====== Given records
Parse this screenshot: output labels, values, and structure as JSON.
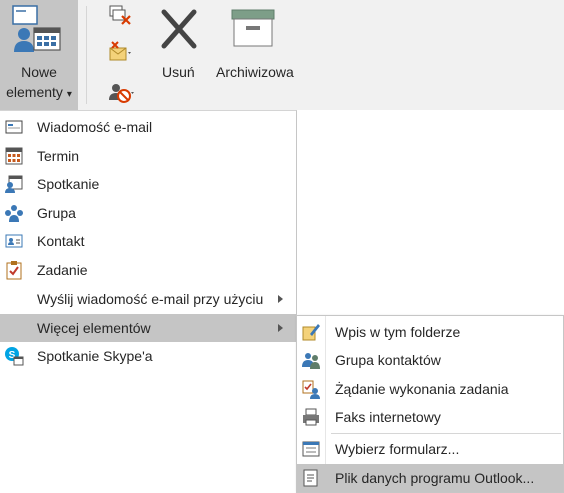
{
  "ribbon": {
    "new_items": {
      "line1": "Nowe",
      "line2": "elementy",
      "caret": "▾",
      "icon": "new-items-icon"
    },
    "delete": {
      "label": "Usuń",
      "icon": "close-icon"
    },
    "archive": {
      "label": "Archiwizowa",
      "icon": "archive-icon"
    },
    "small_icons": [
      "clean-up-icon",
      "junk-icon",
      "block-icon"
    ]
  },
  "new_menu": {
    "items": [
      {
        "label": "Wiadomość e-mail",
        "icon": "email-icon"
      },
      {
        "label": "Termin",
        "icon": "calendar-icon"
      },
      {
        "label": "Spotkanie",
        "icon": "meeting-icon"
      },
      {
        "label": "Grupa",
        "icon": "group-icon"
      },
      {
        "label": "Kontakt",
        "icon": "contact-icon"
      },
      {
        "label": "Zadanie",
        "icon": "task-icon"
      },
      {
        "label": "Wyślij wiadomość e-mail przy użyciu",
        "icon": ""
      },
      {
        "label": "Więcej elementów",
        "icon": ""
      },
      {
        "label": "Spotkanie Skype'a",
        "icon": "skype-icon"
      }
    ]
  },
  "more_menu": {
    "items": [
      {
        "label": "Wpis w tym folderze",
        "icon": "post-icon"
      },
      {
        "label": "Grupa kontaktów",
        "icon": "contact-group-icon"
      },
      {
        "label": "Żądanie wykonania zadania",
        "icon": "task-request-icon"
      },
      {
        "label": "Faks internetowy",
        "icon": "fax-icon"
      },
      {
        "label": "Wybierz formularz...",
        "icon": "form-icon"
      },
      {
        "label": "Plik danych programu Outlook...",
        "icon": "data-file-icon"
      }
    ]
  }
}
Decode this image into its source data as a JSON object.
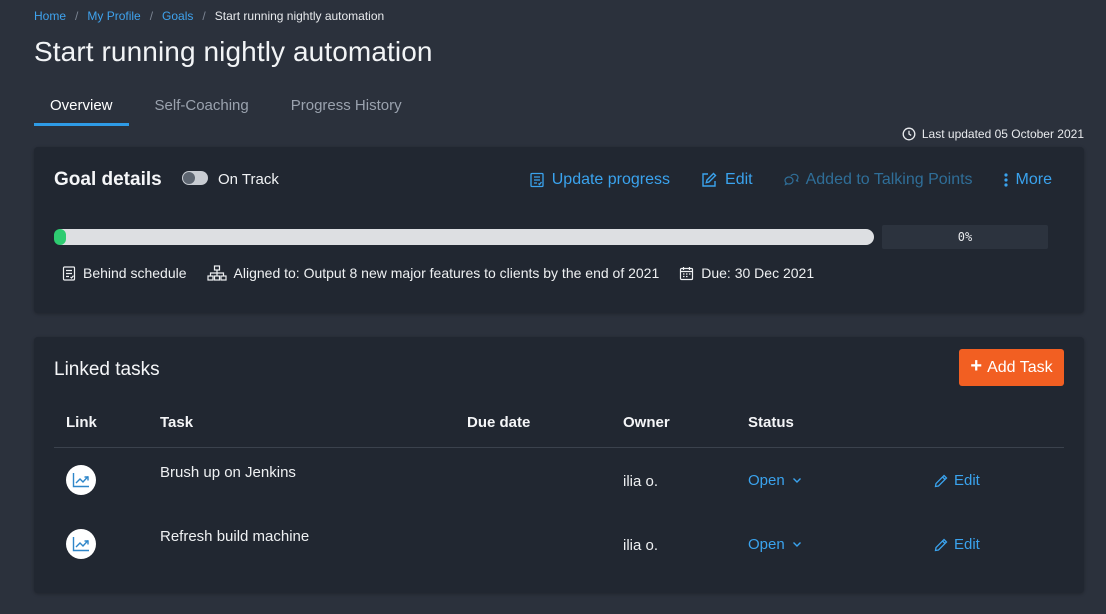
{
  "breadcrumb": {
    "items": [
      "Home",
      "My Profile",
      "Goals"
    ],
    "current": "Start running nightly automation"
  },
  "page": {
    "title": "Start running nightly automation"
  },
  "tabs": [
    {
      "label": "Overview",
      "active": true
    },
    {
      "label": "Self-Coaching",
      "active": false
    },
    {
      "label": "Progress History",
      "active": false
    }
  ],
  "last_updated": "Last updated 05 October 2021",
  "goal": {
    "heading": "Goal details",
    "status_label": "On Track",
    "status_toggle_on": false,
    "actions": {
      "update_progress": "Update progress",
      "edit": "Edit",
      "talking_points": "Added to Talking Points",
      "more": "More"
    },
    "progress_percent": 0,
    "progress_label": "0%",
    "schedule": "Behind schedule",
    "aligned": "Aligned to: Output 8 new major features to clients by the end of 2021",
    "due": "Due: 30 Dec 2021"
  },
  "tasks": {
    "heading": "Linked tasks",
    "add_button": "Add Task",
    "columns": {
      "link": "Link",
      "task": "Task",
      "due": "Due date",
      "owner": "Owner",
      "status": "Status"
    },
    "rows": [
      {
        "task": "Brush up on Jenkins",
        "due": "",
        "owner": "ilia o.",
        "status": "Open",
        "edit": "Edit"
      },
      {
        "task": "Refresh build machine",
        "due": "",
        "owner": "ilia o.",
        "status": "Open",
        "edit": "Edit"
      }
    ]
  },
  "colors": {
    "background": "#2b313c",
    "card": "#212731",
    "accent": "#3aa3ee",
    "progress": "#2ecc71",
    "add_button": "#f25f22"
  }
}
============
Search the data for the string "automation" and copy each line where it appears.

    "current": "Start running nightly automation"
    "title": "Start running nightly automation"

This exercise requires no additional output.